# Goal of the exercise:
Copy each of the rows below word for word.

====== Provided material

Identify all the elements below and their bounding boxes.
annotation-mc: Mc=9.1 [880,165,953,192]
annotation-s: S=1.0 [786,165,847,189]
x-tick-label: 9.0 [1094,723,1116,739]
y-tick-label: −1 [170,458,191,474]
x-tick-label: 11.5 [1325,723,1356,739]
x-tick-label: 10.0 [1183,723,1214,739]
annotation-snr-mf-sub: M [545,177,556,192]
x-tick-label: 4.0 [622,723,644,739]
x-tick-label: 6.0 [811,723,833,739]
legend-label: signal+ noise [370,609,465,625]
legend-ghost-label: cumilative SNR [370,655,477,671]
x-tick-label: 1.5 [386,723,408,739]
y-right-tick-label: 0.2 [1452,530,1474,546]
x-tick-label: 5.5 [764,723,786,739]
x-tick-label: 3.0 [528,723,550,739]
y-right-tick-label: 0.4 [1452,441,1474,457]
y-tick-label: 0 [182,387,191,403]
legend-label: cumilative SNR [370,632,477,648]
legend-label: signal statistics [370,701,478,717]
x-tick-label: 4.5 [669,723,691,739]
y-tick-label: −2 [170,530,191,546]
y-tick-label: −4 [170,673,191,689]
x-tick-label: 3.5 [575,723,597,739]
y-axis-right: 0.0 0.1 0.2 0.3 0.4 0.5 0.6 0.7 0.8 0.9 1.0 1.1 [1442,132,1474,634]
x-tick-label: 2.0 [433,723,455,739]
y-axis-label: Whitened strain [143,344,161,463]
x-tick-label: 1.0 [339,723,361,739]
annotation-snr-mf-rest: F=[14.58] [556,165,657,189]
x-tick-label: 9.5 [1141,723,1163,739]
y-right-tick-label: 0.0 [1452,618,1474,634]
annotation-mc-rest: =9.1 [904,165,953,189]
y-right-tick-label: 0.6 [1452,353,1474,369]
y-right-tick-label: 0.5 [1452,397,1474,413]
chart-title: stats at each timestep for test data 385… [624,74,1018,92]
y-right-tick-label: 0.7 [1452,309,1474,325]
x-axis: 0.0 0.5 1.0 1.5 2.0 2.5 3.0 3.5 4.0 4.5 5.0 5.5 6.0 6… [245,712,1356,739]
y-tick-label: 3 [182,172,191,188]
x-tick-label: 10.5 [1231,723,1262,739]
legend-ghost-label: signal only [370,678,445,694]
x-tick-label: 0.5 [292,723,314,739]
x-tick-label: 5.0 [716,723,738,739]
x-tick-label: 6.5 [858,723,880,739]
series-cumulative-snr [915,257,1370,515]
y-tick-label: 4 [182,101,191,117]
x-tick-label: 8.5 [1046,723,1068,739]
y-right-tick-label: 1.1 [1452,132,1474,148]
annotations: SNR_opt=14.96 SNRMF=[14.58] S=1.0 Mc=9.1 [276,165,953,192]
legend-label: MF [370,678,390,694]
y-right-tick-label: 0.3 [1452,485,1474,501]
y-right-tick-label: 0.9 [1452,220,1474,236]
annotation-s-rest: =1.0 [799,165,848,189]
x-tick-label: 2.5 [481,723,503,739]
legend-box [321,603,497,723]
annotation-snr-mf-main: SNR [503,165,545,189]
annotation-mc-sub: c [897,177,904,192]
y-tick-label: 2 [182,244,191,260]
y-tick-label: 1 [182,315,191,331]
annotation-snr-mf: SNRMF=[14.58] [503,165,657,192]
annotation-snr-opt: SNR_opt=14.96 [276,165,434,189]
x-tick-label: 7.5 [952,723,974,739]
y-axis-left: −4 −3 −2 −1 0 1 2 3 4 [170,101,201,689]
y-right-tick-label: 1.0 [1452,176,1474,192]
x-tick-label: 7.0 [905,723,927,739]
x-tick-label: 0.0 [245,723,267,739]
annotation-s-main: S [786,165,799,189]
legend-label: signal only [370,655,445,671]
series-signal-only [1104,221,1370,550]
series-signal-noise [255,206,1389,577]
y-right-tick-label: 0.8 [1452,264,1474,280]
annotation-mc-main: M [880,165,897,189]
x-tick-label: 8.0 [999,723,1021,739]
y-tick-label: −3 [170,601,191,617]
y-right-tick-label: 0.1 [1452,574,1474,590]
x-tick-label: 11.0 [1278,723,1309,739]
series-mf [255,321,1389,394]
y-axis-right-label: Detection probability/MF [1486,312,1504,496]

============

# Correct answer:
Identify all the elements below and their bounding boxes.
annotation-mc: Mc=9.1 [880,165,953,192]
annotation-s: S=1.0 [786,165,847,189]
x-tick-label: 9.0 [1094,723,1116,739]
y-tick-label: −1 [170,458,191,474]
x-tick-label: 11.5 [1325,723,1356,739]
x-tick-label: 10.0 [1183,723,1214,739]
annotation-snr-mf-sub: M [545,177,556,192]
x-tick-label: 4.0 [622,723,644,739]
x-tick-label: 6.0 [811,723,833,739]
legend-label: signal+ noise [370,609,465,625]
legend-ghost-label: cumilative SNR [370,655,477,671]
x-tick-label: 1.5 [386,723,408,739]
y-right-tick-label: 0.2 [1452,530,1474,546]
x-tick-label: 5.5 [764,723,786,739]
x-tick-label: 3.0 [528,723,550,739]
y-right-tick-label: 0.4 [1452,441,1474,457]
y-tick-label: 0 [182,387,191,403]
legend-label: cumilative SNR [370,632,477,648]
legend-label: signal statistics [370,701,478,717]
x-tick-label: 4.5 [669,723,691,739]
y-tick-label: −2 [170,530,191,546]
y-tick-label: −4 [170,673,191,689]
x-tick-label: 3.5 [575,723,597,739]
y-axis-right: 0.0 0.1 0.2 0.3 0.4 0.5 0.6 0.7 0.8 0.9 1.0 1.1 [1442,132,1474,634]
x-tick-label: 2.0 [433,723,455,739]
y-axis-label: Whitened strain [143,344,161,463]
x-tick-label: 1.0 [339,723,361,739]
annotation-snr-mf-rest: F=[14.58] [556,165,657,189]
x-tick-label: 9.5 [1141,723,1163,739]
y-right-tick-label: 0.0 [1452,618,1474,634]
annotation-mc-rest: =9.1 [904,165,953,189]
y-right-tick-label: 0.6 [1452,353,1474,369]
y-right-tick-label: 0.5 [1452,397,1474,413]
chart-title: stats at each timestep for test data 385… [624,74,1018,92]
y-right-tick-label: 0.7 [1452,309,1474,325]
x-axis: 0.0 0.5 1.0 1.5 2.0 2.5 3.0 3.5 4.0 4.5 5.0 5.5 6.0 6… [245,712,1356,739]
y-tick-label: 3 [182,172,191,188]
x-tick-label: 10.5 [1231,723,1262,739]
legend-ghost-label: signal only [370,678,445,694]
x-tick-label: 0.5 [292,723,314,739]
x-tick-label: 5.0 [716,723,738,739]
x-tick-label: 6.5 [858,723,880,739]
series-cumulative-snr [915,257,1370,515]
y-tick-label: 4 [182,101,191,117]
x-tick-label: 8.5 [1046,723,1068,739]
y-right-tick-label: 1.1 [1452,132,1474,148]
annotations: SNR_opt=14.96 SNRMF=[14.58] S=1.0 Mc=9.1 [276,165,953,192]
legend-label: MF [370,678,390,694]
y-right-tick-label: 0.3 [1452,485,1474,501]
y-right-tick-label: 0.9 [1452,220,1474,236]
annotation-s-rest: =1.0 [799,165,848,189]
x-tick-label: 2.5 [481,723,503,739]
legend-box [321,603,497,723]
annotation-snr-mf-main: SNR [503,165,545,189]
annotation-mc-sub: c [897,177,904,192]
y-tick-label: 2 [182,244,191,260]
y-tick-label: 1 [182,315,191,331]
annotation-snr-mf: SNRMF=[14.58] [503,165,657,192]
annotation-snr-opt: SNR_opt=14.96 [276,165,434,189]
x-tick-label: 7.5 [952,723,974,739]
y-axis-left: −4 −3 −2 −1 0 1 2 3 4 [170,101,201,689]
y-right-tick-label: 1.0 [1452,176,1474,192]
x-tick-label: 7.0 [905,723,927,739]
x-tick-label: 0.0 [245,723,267,739]
annotation-s-main: S [786,165,799,189]
legend-label: signal only [370,655,445,671]
series-signal-only [1104,221,1370,550]
series-signal-noise [255,206,1389,577]
y-right-tick-label: 0.8 [1452,264,1474,280]
annotation-mc-main: M [880,165,897,189]
x-tick-label: 8.0 [999,723,1021,739]
y-tick-label: −3 [170,601,191,617]
y-right-tick-label: 0.1 [1452,574,1474,590]
x-tick-label: 11.0 [1278,723,1309,739]
series-mf [255,321,1389,394]
y-axis-right-label: Detection probability/MF [1486,312,1504,496]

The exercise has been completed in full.